(WRITTEN INSTRUCTION)
Repeat the listing exactly as given, omitting every image.

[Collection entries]
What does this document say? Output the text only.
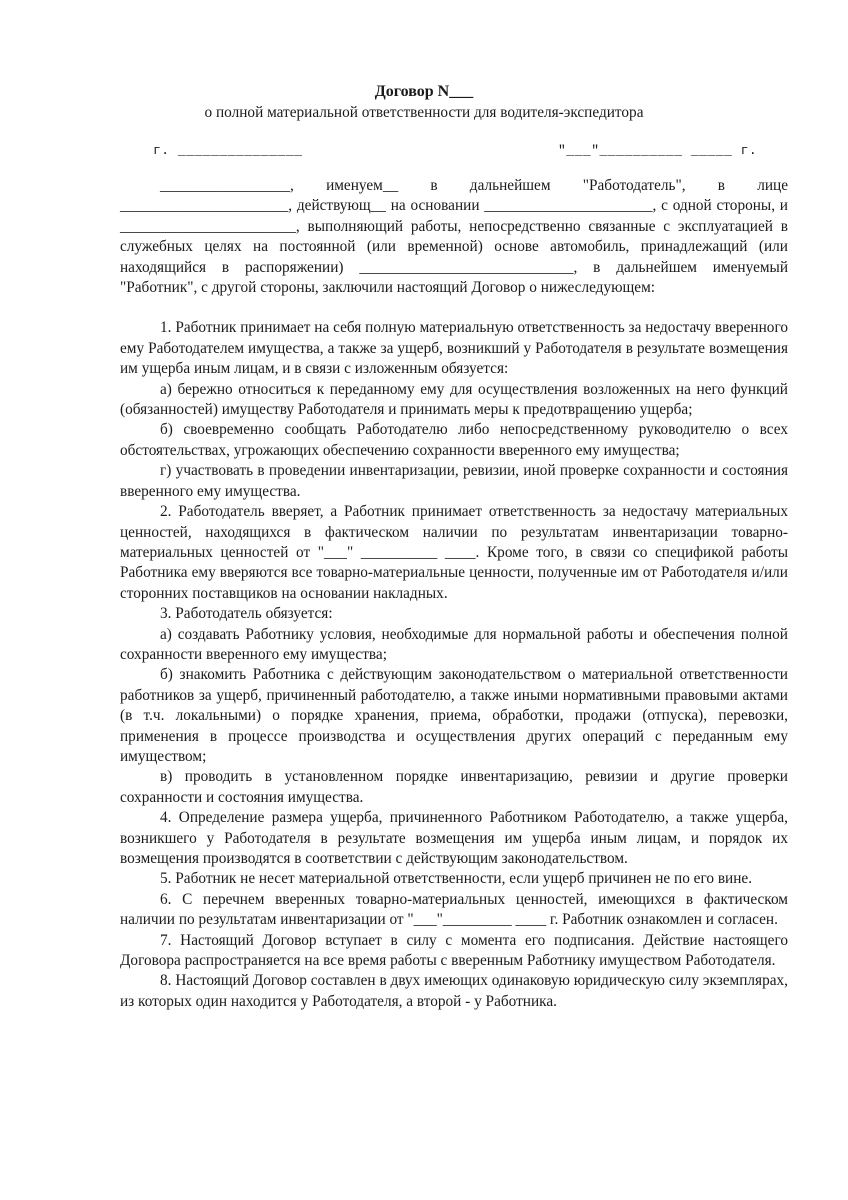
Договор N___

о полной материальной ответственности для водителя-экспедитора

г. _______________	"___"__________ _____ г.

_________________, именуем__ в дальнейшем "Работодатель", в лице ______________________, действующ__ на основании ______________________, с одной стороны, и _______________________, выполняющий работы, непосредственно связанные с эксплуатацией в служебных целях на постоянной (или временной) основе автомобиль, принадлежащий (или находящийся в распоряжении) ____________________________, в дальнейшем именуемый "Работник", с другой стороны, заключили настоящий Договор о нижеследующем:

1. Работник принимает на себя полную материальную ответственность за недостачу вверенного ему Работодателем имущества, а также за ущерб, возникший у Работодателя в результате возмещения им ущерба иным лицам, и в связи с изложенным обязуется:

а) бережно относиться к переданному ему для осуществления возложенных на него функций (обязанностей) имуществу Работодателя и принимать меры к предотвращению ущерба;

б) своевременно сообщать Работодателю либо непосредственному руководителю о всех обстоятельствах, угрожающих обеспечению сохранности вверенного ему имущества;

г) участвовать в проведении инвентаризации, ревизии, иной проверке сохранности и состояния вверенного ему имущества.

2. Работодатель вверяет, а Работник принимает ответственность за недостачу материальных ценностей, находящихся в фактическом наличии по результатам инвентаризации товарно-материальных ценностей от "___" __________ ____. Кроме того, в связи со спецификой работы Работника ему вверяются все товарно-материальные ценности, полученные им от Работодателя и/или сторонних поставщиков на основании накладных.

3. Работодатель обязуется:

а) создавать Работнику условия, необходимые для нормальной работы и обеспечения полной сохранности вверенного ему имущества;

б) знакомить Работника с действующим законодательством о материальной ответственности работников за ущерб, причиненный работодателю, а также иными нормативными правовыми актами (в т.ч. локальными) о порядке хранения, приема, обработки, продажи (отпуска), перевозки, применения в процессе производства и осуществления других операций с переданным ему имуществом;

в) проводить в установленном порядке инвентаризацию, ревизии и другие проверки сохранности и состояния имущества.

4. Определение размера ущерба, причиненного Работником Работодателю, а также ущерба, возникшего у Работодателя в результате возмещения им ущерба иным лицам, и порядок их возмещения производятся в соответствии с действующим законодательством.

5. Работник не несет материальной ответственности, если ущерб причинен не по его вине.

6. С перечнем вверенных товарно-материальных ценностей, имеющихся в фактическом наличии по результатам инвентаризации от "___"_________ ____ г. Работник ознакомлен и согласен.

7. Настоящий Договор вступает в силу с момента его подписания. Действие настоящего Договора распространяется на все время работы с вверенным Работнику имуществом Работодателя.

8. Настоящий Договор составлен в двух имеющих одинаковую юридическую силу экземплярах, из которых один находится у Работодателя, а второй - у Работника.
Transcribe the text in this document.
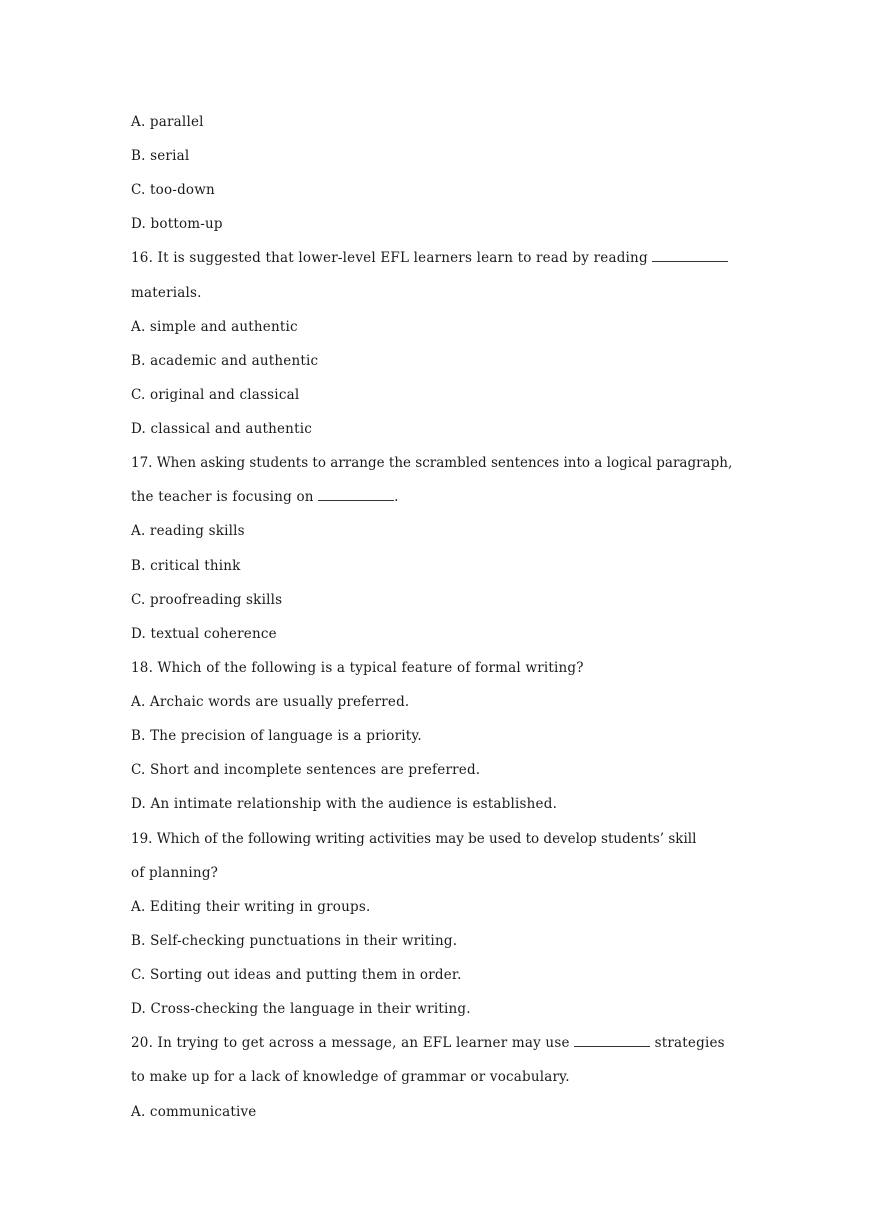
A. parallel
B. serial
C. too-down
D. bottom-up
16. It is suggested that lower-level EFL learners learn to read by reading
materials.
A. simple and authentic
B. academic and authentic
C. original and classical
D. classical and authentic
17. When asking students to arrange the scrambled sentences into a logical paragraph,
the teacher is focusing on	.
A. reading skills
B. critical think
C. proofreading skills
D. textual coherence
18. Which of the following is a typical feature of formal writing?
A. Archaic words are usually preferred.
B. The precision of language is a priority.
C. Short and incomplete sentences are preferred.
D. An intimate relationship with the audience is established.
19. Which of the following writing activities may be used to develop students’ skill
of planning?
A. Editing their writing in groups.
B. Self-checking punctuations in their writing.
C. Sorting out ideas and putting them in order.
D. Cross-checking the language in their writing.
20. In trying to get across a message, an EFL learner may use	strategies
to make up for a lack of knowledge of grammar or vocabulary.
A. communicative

(SOLUTION TO THE PROBLEM)
What does this document say? Output the text only.
Договор N___

о полной материальной ответственности для водителя-экспедитора

г. _______________	"___"__________ _____ г.

_________________, именуем__ в дальнейшем "Работодатель", в лице ______________________, действующ__ на основании ______________________, с одной стороны, и _______________________, выполняющий работы, непосредственно связанные с эксплуатацией в служебных целях на постоянной (или временной) основе автомобиль, принадлежащий (или находящийся в распоряжении) ____________________________, в дальнейшем именуемый "Работник", с другой стороны, заключили настоящий Договор о нижеследующем:

1. Работник принимает на себя полную материальную ответственность за недостачу вверенного ему Работодателем имущества, а также за ущерб, возникший у Работодателя в результате возмещения им ущерба иным лицам, и в связи с изложенным обязуется:

а) бережно относиться к переданному ему для осуществления возложенных на него функций (обязанностей) имуществу Работодателя и принимать меры к предотвращению ущерба;

б) своевременно сообщать Работодателю либо непосредственному руководителю о всех обстоятельствах, угрожающих обеспечению сохранности вверенного ему имущества;

г) участвовать в проведении инвентаризации, ревизии, иной проверке сохранности и состояния вверенного ему имущества.

2. Работодатель вверяет, а Работник принимает ответственность за недостачу материальных ценностей, находящихся в фактическом наличии по результатам инвентаризации товарно-материальных ценностей от "___" __________ ____. Кроме того, в связи со спецификой работы Работника ему вверяются все товарно-материальные ценности, полученные им от Работодателя и/или сторонних поставщиков на основании накладных.

3. Работодатель обязуется:

а) создавать Работнику условия, необходимые для нормальной работы и обеспечения полной сохранности вверенного ему имущества;

б) знакомить Работника с действующим законодательством о материальной ответственности работников за ущерб, причиненный работодателю, а также иными нормативными правовыми актами (в т.ч. локальными) о порядке хранения, приема, обработки, продажи (отпуска), перевозки, применения в процессе производства и осуществления других операций с переданным ему имуществом;

в) проводить в установленном порядке инвентаризацию, ревизии и другие проверки сохранности и состояния имущества.

4. Определение размера ущерба, причиненного Работником Работодателю, а также ущерба, возникшего у Работодателя в результате возмещения им ущерба иным лицам, и порядок их возмещения производятся в соответствии с действующим законодательством.

5. Работник не несет материальной ответственности, если ущерб причинен не по его вине.

6. С перечнем вверенных товарно-материальных ценностей, имеющихся в фактическом наличии по результатам инвентаризации от "___"_________ ____ г. Работник ознакомлен и согласен.

7. Настоящий Договор вступает в силу с момента его подписания. Действие настоящего Договора распространяется на все время работы с вверенным Работнику имуществом Работодателя.

8. Настоящий Договор составлен в двух имеющих одинаковую юридическую силу экземплярах, из которых один находится у Работодателя, а второй - у Работника.
Transcribe the text in this document.
A. parallel
B. serial
C. too-down
D. bottom-up
16. It is suggested that lower-level EFL learners learn to read by reading
materials.
A. simple and authentic
B. academic and authentic
C. original and classical
D. classical and authentic
17. When asking students to arrange the scrambled sentences into a logical paragraph,
the teacher is focusing on	.
A. reading skills
B. critical think
C. proofreading skills
D. textual coherence
18. Which of the following is a typical feature of formal writing?
A. Archaic words are usually preferred.
B. The precision of language is a priority.
C. Short and incomplete sentences are preferred.
D. An intimate relationship with the audience is established.
19. Which of the following writing activities may be used to develop students’ skill
of planning?
A. Editing their writing in groups.
B. Self-checking punctuations in their writing.
C. Sorting out ideas and putting them in order.
D. Cross-checking the language in their writing.
20. In trying to get across a message, an EFL learner may use	strategies
to make up for a lack of knowledge of grammar or vocabulary.
A. communicative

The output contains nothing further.